Problem to work on => Gather up every line from the entries below that uses the word "activates".

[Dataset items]
☆ ☆ ☆
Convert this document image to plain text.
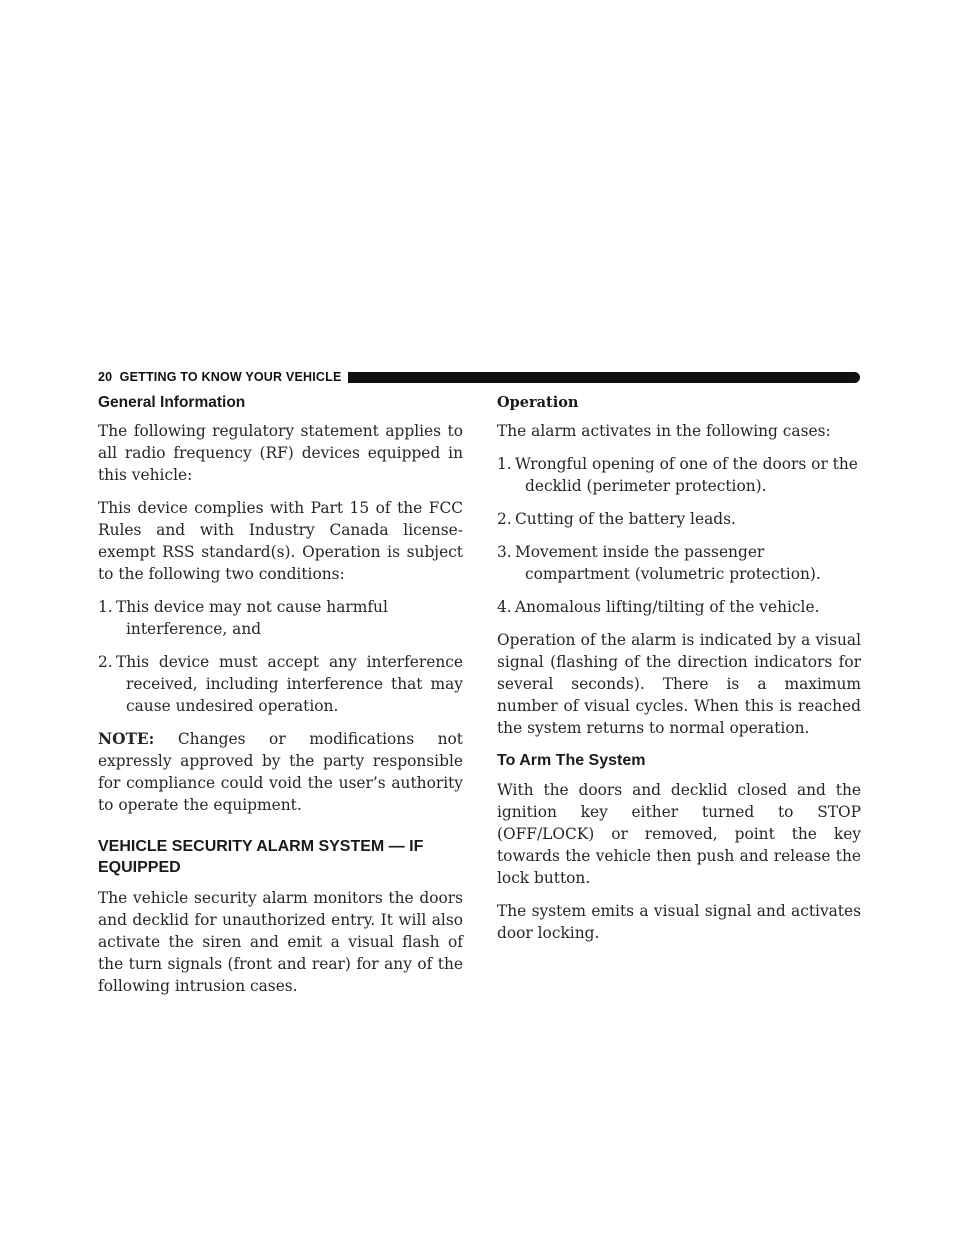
20 GETTING TO KNOW YOUR VEHICLE
General Information

The following regulatory statement applies to all radio frequency (RF) devices equipped in this vehicle:

This device complies with Part 15 of the FCC Rules and with Industry Canada license-exempt RSS standard(s). Operation is subject to the following two conditions:

1. This device may not cause harmful interference, and

2. This device must accept any interference received, including interference that may cause undesired operation.

NOTE: Changes or modifications not expressly approved by the party responsible for compliance could void the user’s authority to operate the equipment.

VEHICLE SECURITY ALARM SYSTEM — IF EQUIPPED

The vehicle security alarm monitors the doors and decklid for unauthorized entry. It will also activate the siren and emit a visual flash of the turn signals (front and rear) for any of the following intrusion cases.

Operation

The alarm activates in the following cases:

1. Wrongful opening of one of the doors or the decklid (perimeter protection).

2. Cutting of the battery leads.

3. Movement inside the passenger compartment (volumetric protection).

4. Anomalous lifting/tilting of the vehicle.

Operation of the alarm is indicated by a visual signal (flashing of the direction indicators for several seconds). There is a maximum number of visual cycles. When this is reached the system returns to normal operation.

To Arm The System

With the doors and decklid closed and the ignition key either turned to STOP (OFF/LOCK) or removed, point the key towards the vehicle then push and release the lock button.

The system emits a visual signal and activates door locking.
☆ ☆ ☆
Solution to this task =>
The alarm activates in the following cases:
The system emits a visual signal and activates door locking.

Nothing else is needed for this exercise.